## TASK DETAILS
Which lines have the string "MTPA"? Copy all of them from the entries below.

---+---

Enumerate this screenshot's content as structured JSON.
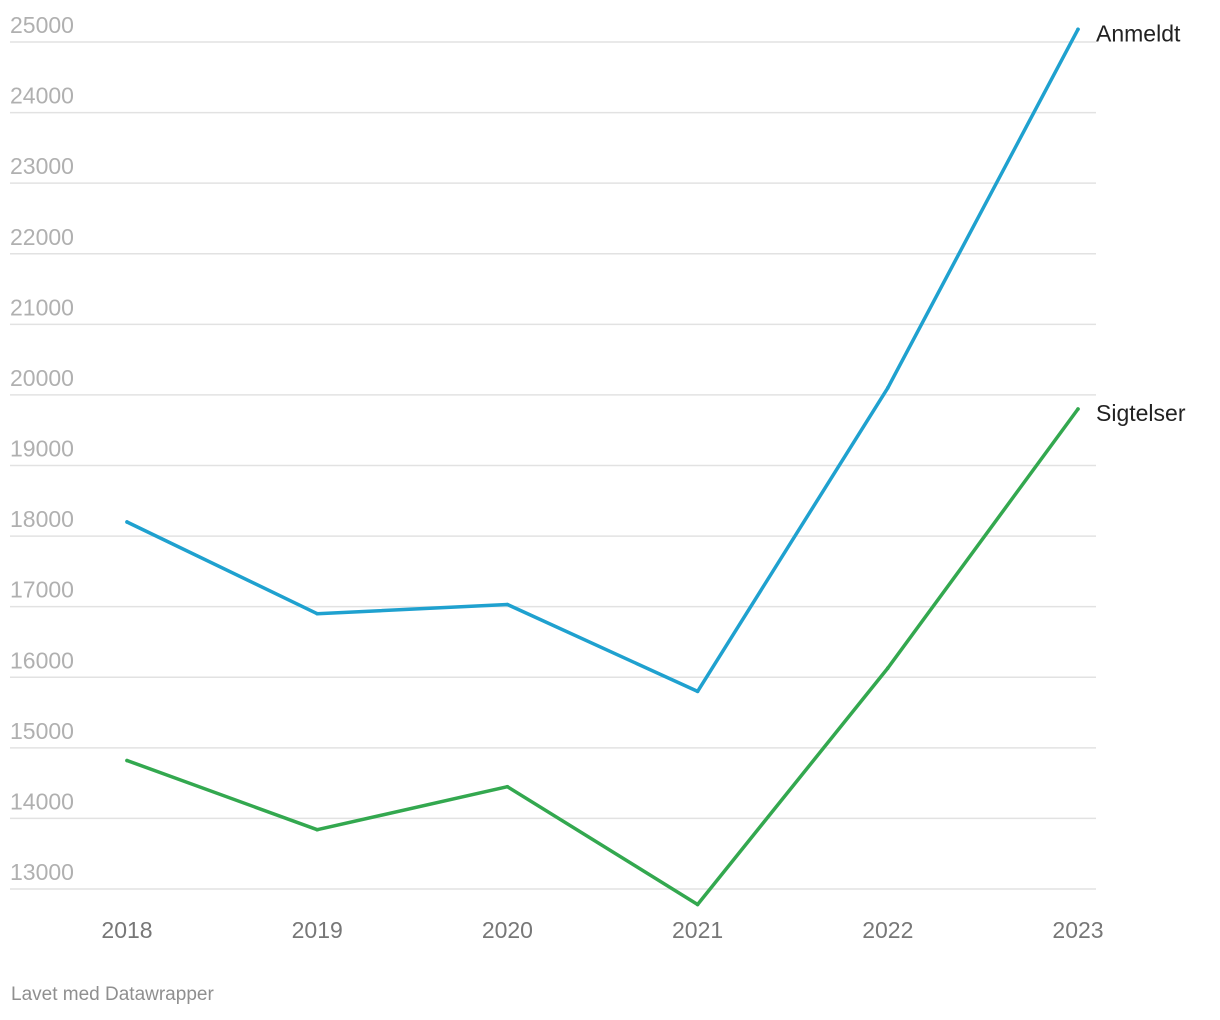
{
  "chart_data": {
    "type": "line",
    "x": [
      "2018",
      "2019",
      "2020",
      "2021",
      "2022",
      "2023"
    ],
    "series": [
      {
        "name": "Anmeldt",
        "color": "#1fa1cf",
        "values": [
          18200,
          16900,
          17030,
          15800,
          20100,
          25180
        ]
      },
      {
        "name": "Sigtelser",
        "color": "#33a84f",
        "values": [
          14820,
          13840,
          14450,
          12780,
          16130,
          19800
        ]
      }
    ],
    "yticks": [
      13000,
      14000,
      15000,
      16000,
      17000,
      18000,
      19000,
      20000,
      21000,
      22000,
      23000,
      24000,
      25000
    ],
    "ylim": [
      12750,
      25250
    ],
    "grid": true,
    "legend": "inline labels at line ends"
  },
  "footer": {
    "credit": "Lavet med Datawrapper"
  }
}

---+---

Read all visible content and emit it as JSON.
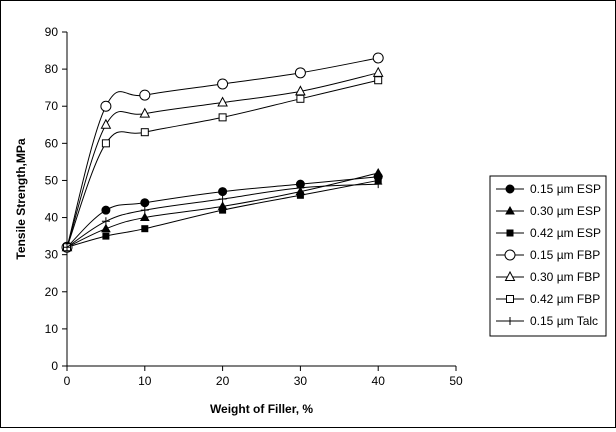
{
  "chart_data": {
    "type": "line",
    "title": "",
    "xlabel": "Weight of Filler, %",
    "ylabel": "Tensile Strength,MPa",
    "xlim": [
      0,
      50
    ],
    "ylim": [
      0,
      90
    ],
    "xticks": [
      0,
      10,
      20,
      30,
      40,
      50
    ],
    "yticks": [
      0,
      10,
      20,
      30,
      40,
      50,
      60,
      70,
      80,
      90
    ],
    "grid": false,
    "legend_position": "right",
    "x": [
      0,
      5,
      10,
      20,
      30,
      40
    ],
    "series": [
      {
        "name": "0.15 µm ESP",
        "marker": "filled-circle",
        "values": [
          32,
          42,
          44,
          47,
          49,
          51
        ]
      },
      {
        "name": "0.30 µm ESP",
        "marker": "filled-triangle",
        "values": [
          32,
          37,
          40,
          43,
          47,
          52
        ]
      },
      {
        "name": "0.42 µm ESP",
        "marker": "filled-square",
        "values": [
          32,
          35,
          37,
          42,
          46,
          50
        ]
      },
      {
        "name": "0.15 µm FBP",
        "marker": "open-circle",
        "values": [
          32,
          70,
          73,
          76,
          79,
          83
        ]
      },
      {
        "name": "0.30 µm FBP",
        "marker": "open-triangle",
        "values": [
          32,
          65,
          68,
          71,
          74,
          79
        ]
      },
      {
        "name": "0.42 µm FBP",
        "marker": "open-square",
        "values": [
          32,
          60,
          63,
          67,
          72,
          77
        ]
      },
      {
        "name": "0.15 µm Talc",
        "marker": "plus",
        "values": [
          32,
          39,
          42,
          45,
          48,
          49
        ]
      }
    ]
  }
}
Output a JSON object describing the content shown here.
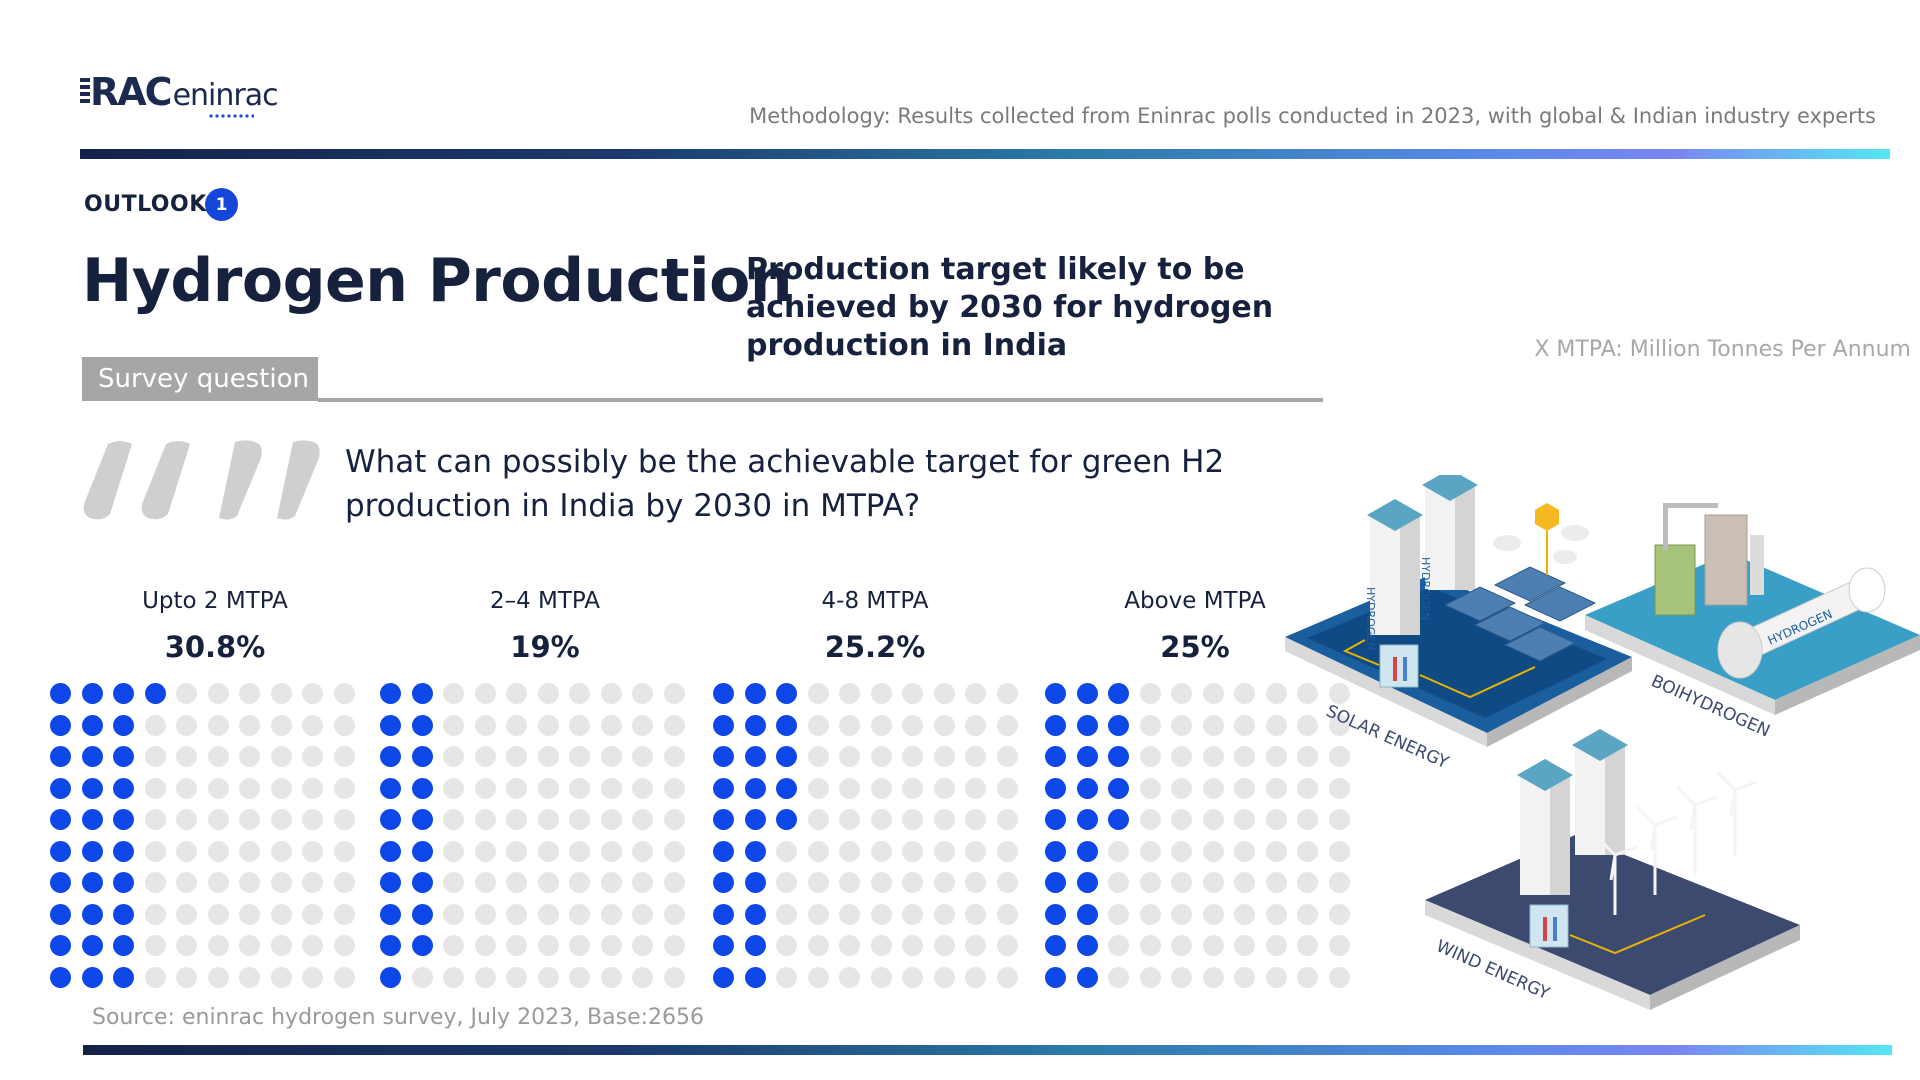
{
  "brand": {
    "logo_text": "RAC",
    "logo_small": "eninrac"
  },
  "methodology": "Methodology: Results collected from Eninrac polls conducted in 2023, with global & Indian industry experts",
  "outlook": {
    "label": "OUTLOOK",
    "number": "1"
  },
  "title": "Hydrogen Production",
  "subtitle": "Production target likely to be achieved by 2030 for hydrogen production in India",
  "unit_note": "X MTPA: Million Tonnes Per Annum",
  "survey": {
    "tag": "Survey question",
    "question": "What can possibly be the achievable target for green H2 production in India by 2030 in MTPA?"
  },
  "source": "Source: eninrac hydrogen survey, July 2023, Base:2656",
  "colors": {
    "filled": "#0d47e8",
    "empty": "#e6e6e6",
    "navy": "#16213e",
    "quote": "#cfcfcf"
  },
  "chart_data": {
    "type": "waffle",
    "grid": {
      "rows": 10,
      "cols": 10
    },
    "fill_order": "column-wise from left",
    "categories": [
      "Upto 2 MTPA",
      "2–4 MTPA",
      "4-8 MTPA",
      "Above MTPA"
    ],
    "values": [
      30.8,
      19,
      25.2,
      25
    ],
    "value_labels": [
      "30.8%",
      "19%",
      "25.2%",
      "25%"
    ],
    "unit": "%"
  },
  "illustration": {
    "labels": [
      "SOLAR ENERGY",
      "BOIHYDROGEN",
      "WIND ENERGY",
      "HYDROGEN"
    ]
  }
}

---+---

## COMPLETED EXERCISE
  "unit_note": "X MTPA: Million Tonnes Per Annum",
    "question": "What can possibly be the achievable target for green H2 production in India by 2030 in MTPA?"
      "Upto 2 MTPA",
      "2–4 MTPA",
      "4-8 MTPA",
      "Above MTPA"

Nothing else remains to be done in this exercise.